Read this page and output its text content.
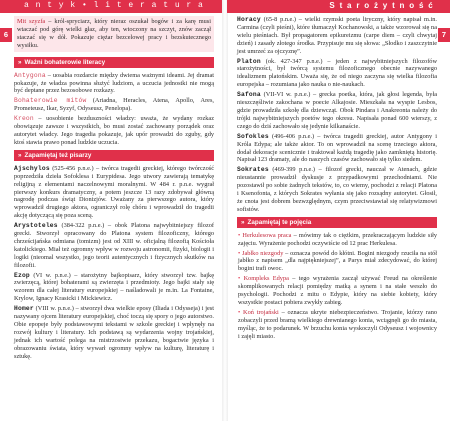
a n t y k • l i t e r a t u r a
6
Mit szyzfa – król-spryciarz, który nieraz oszukał bogów i za karę musi wtaczać pod górę wielki głaz, aby ten, wtoczony na szczyt, znów zaczął staczać się w dół. Pokazuje ciężar bezcelowej pracy i bezskutecznego wysiłku.
» Ważni bohaterowie literacy
Antygona – uosabia rozdarcie między dwiema ważnymi ideami. Jej dramat pokazuje, że władza powinna służyć ludziom, a uczucia jednostki nie mogą być deptane przez bezosobowe rozkazy.
Bohaterowie mitów (Ariadna, Heracles, Atena, Apollo, Ares, Prometeusz, Ikar, Syzyf, Odyseusz, Penelopa).
Kreon – uosobienie bezduszności władzy: uważa, że wydany rozkaz obowiązuje zawsze i wszystkich, bo musi zostać zachowany porządek oraz autorytet władcy. Jego tragedia pokazuje, jak upór prowadzi do zguby, gdy ktoś stawia prawo ponad ludzkie uczucia.
» Zapamiętaj też pisarzy
Ajschylos (525-456 p.n.e.) – twórca tragedii greckiej, którego twórczość poprzedziła dzieła Sofoklesa i Eurypidesa. Jego utwory zawierają tematykę religijną z elementami naczelnowymi moralnymi. W 484 r. p.n.e. wygrał pierwszy konkurs dramatyczny, a potem jeszcze 13 razy zdobywał główną nagrodę podczas świąt Dionizjów. Uważany za pierwszego autora, który wprowadził drugiego aktora, ograniczył rolę chóru i wprowadził do tragedii akcję dotyczącą się poza sceną.
Arystoteles (384-322 p.n.e.) – obok Platona najwybitniejszy filozof grecki. Stworzył opracowany do Platona system filozoficzny, którego chrześcijańska odmiana (tomizm) jest od XIII w. oficjalną filozofią Kościoła katolickiego. Miał też ogromny wpływ w rozwoju astronomii, fizyki, biologii i logiki (nieomal wszystko, jego teorii autentycznych i fizycznych skutków na filozofii.
Ezop (VI w. p.n.e.) – starożytny bajkopisarz, który stworzył tzw. bajkę zwierzęcą, której bohaterami są zwierzęta i przedmioty. Jego bajki stały się wzorem dla całej literatury europejskiej – naśladowali je m.in. La Fontaine, Krylow, Ignacy Krasicki i Mickiewicz.
Homer (VIII w. p.n.e.) – stworzył dwa wielkie eposy (Iliada i Odysseja) i jest nazywany ojcem literatury europejskiej, choć toczą się spory o jego autorstwo. Obie epopeje były podstawowymi tekstami w szkole greckiej i wpłynęły na rozwój kultury i literatury. Ich podstawą są wydarzenia wojny trojańskiej, jednak ich wartość polega na mistrzostwie przekazu, bogactwie języka i obrazowaniu świata, który wywarł ogromny wpływ na kulturę, literaturę i sztukę.
S t a r o ż y t n o ś ć
7
Horacy (65-8 p.n.e.) – wielki rzymski poeta liryczny, który napisał m.in. Carmina (czyli pieśni), które tłumaczył Kochanowski, a także wzorował się na wielu pieśniach. Był propagatorem epikureizmu (carpe diem – czyli chwytaj dzień) i zasady złotego środka. Przypisuje mu się słowa: „Słodko i zaszczytnie jest umrzeć za ojczyznę”.
Platon (ok. 427-347 p.n.e.) – jeden z najwybitniejszych filozofów starożytności, był twórcą systemu filozoficznego obecnie nazywanego idealizmem platońskim. Uważa się, że od niego zaczyna się wielka filozofia europejska – rozumiana jako nauka o nie-naukach.
Safona (VII-VI w. p.n.e.) – grecka poetka, która, jak głosi legenda, była nieszczęśliwie zakochana w poecie Alkajosie. Mieszkała na wyspie Lesbos, gdzie prowadziła szkołę dla dziewcząt. Obok Pindara i Anakreonta należy do trójki najwybitniejszych poetów tego okresu. Napisała ponad 600 wierszy, z czego do dziś zachowało się jedynie kilkanaście.
Sofokles (496-406 p.n.e.) – twórca tragedii greckiej, autor Antygony i Króla Edypa; ale także aktor. To on wprowadził na scenę trzeciego aktora, dodał dekoracje scenicznie i traktował każdą tragedię jako zamkniętą historię. Napisał 123 dramaty, ale do naszych czasów zachowało się tylko siedem.
Sokrates (469-399 p.n.e.) – filozof grecki, nauczał w Atenach, gdzie nieustannie prowadził dyskusje z przypadkowymi przechodniami. Nie pozostawił po sobie żadnych tekstów, to, co wiemy, pochodzi z relacji Platona i Ksenofonta, z których Sokrates wyłania się jako rozsądny autorytet. Głosił, że cnota jest dobrem bezwzględnym, czym przeciwstawiał się relatywizmowi sofistów.
» Zapamiętaj te pojęcia
• Herkulesowa praca – mówimy tak o ciężkim, przekraczającym ludzkie siły zajęciu. Wyrażenie pochodzi oczywiście od 12 prac Herkulesa.
• Jabłko niezgody – oznacza powód do kłótni. Bogini niezgody rzuciła na stół jabłko z napisem „dla najpiękniejszej”, a Parys miał zdecydować, do której bogini trafi owoc.
• Kompleks Edypa – tego wyrażenia zaczął używać Freud na określenie skomplikowanych relacji pomiędzy matką a synem i na stałe weszło do psychologii. Pochodzi z mitu o Edypie, który na siebie kobiety, który wszystkie postaci pobiera zwykły zabieg.
• Koń trojański – oznacza ukryte niebezpieczeństwo. Trojanie, którzy rano zobaczyli przed bramą wielkiego drewnianego konia, wciągnęli go do miasta, myśląc, że to podarunek. W brzuchu konia wyskoczyli Odyseusz i wojownicy i zajęli miasto.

__Task requirements__
Retype every record above exactly as written, but leave out the pictures.

__In response__
Read this page and output its text content.
a n t y k • l i t e r a t u r a
6
Mit szyzfa – król-spryciarz, który nieraz oszukał bogów i za karę musi wtaczać pod górę wielki głaz, aby ten, wtoczony na szczyt, znów zaczął staczać się w dół. Pokazuje ciężar bezcelowej pracy i bezskutecznego wysiłku.
» Ważni bohaterowie literacy
Antygona – uosabia rozdarcie między dwiema ważnymi ideami. Jej dramat pokazuje, że władza powinna służyć ludziom, a uczucia jednostki nie mogą być deptane przez bezosobowe rozkazy.
Bohaterowie mitów (Ariadna, Heracles, Atena, Apollo, Ares, Prometeusz, Ikar, Syzyf, Odyseusz, Penelopa).
Kreon – uosobienie bezduszności władzy: uważa, że wydany rozkaz obowiązuje zawsze i wszystkich, bo musi zostać zachowany porządek oraz autorytet władcy. Jego tragedia pokazuje, jak upór prowadzi do zguby, gdy ktoś stawia prawo ponad ludzkie uczucia.
» Zapamiętaj też pisarzy
Ajschylos (525-456 p.n.e.) – twórca tragedii greckiej, którego twórczość poprzedziła dzieła Sofoklesa i Eurypidesa. Jego utwory zawierają tematykę religijną z elementami naczelnowymi moralnymi. W 484 r. p.n.e. wygrał pierwszy konkurs dramatyczny, a potem jeszcze 13 razy zdobywał główną nagrodę podczas świąt Dionizjów. Uważany za pierwszego autora, który wprowadził drugiego aktora, ograniczył rolę chóru i wprowadził do tragedii akcję dotyczącą się poza sceną.
Arystoteles (384-322 p.n.e.) – obok Platona najwybitniejszy filozof grecki. Stworzył opracowany do Platona system filozoficzny, którego chrześcijańska odmiana (tomizm) jest od XIII w. oficjalną filozofią Kościoła katolickiego. Miał też ogromny wpływ w rozwoju astronomii, fizyki, biologii i logiki (nieomal wszystko, jego teorii autentycznych i fizycznych skutków na filozofii.
Ezop (VI w. p.n.e.) – starożytny bajkopisarz, który stworzył tzw. bajkę zwierzęcą, której bohaterami są zwierzęta i przedmioty. Jego bajki stały się wzorem dla całej literatury europejskiej – naśladowali je m.in. La Fontaine, Krylow, Ignacy Krasicki i Mickiewicz.
Homer (VIII w. p.n.e.) – stworzył dwa wielkie eposy (Iliada i Odysseja) i jest nazywany ojcem literatury europejskiej, choć toczą się spory o jego autorstwo. Obie epopeje były podstawowymi tekstami w szkole greckiej i wpłynęły na rozwój kultury i literatury. Ich podstawą są wydarzenia wojny trojańskiej, jednak ich wartość polega na mistrzostwie przekazu, bogactwie języka i obrazowaniu świata, który wywarł ogromny wpływ na kulturę, literaturę i sztukę.
S t a r o ż y t n o ś ć
7
Horacy (65-8 p.n.e.) – wielki rzymski poeta liryczny, który napisał m.in. Carmina (czyli pieśni), które tłumaczył Kochanowski, a także wzorował się na wielu pieśniach. Był propagatorem epikureizmu (carpe diem – czyli chwytaj dzień) i zasady złotego środka. Przypisuje mu się słowa: „Słodko i zaszczytnie jest umrzeć za ojczyznę”.
Platon (ok. 427-347 p.n.e.) – jeden z najwybitniejszych filozofów starożytności, był twórcą systemu filozoficznego obecnie nazywanego idealizmem platońskim. Uważa się, że od niego zaczyna się wielka filozofia europejska – rozumiana jako nauka o nie-naukach.
Safona (VII-VI w. p.n.e.) – grecka poetka, która, jak głosi legenda, była nieszczęśliwie zakochana w poecie Alkajosie. Mieszkała na wyspie Lesbos, gdzie prowadziła szkołę dla dziewcząt. Obok Pindara i Anakreonta należy do trójki najwybitniejszych poetów tego okresu. Napisała ponad 600 wierszy, z czego do dziś zachowało się jedynie kilkanaście.
Sofokles (496-406 p.n.e.) – twórca tragedii greckiej, autor Antygony i Króla Edypa; ale także aktor. To on wprowadził na scenę trzeciego aktora, dodał dekoracje scenicznie i traktował każdą tragedię jako zamkniętą historię. Napisał 123 dramaty, ale do naszych czasów zachowało się tylko siedem.
Sokrates (469-399 p.n.e.) – filozof grecki, nauczał w Atenach, gdzie nieustannie prowadził dyskusje z przypadkowymi przechodniami. Nie pozostawił po sobie żadnych tekstów, to, co wiemy, pochodzi z relacji Platona i Ksenofonta, z których Sokrates wyłania się jako rozsądny autorytet. Głosił, że cnota jest dobrem bezwzględnym, czym przeciwstawiał się relatywizmowi sofistów.
» Zapamiętaj te pojęcia
• Herkulesowa praca – mówimy tak o ciężkim, przekraczającym ludzkie siły zajęciu. Wyrażenie pochodzi oczywiście od 12 prac Herkulesa.
• Jabłko niezgody – oznacza powód do kłótni. Bogini niezgody rzuciła na stół jabłko z napisem „dla najpiękniejszej”, a Parys miał zdecydować, do której bogini trafi owoc.
• Kompleks Edypa – tego wyrażenia zaczął używać Freud na określenie skomplikowanych relacji pomiędzy matką a synem i na stałe weszło do psychologii. Pochodzi z mitu o Edypie, który na siebie kobiety, który wszystkie postaci pobiera zwykły zabieg.
• Koń trojański – oznacza ukryte niebezpieczeństwo. Trojanie, którzy rano zobaczyli przed bramą wielkiego drewnianego konia, wciągnęli go do miasta, myśląc, że to podarunek. W brzuchu konia wyskoczyli Odyseusz i wojownicy i zajęli miasto.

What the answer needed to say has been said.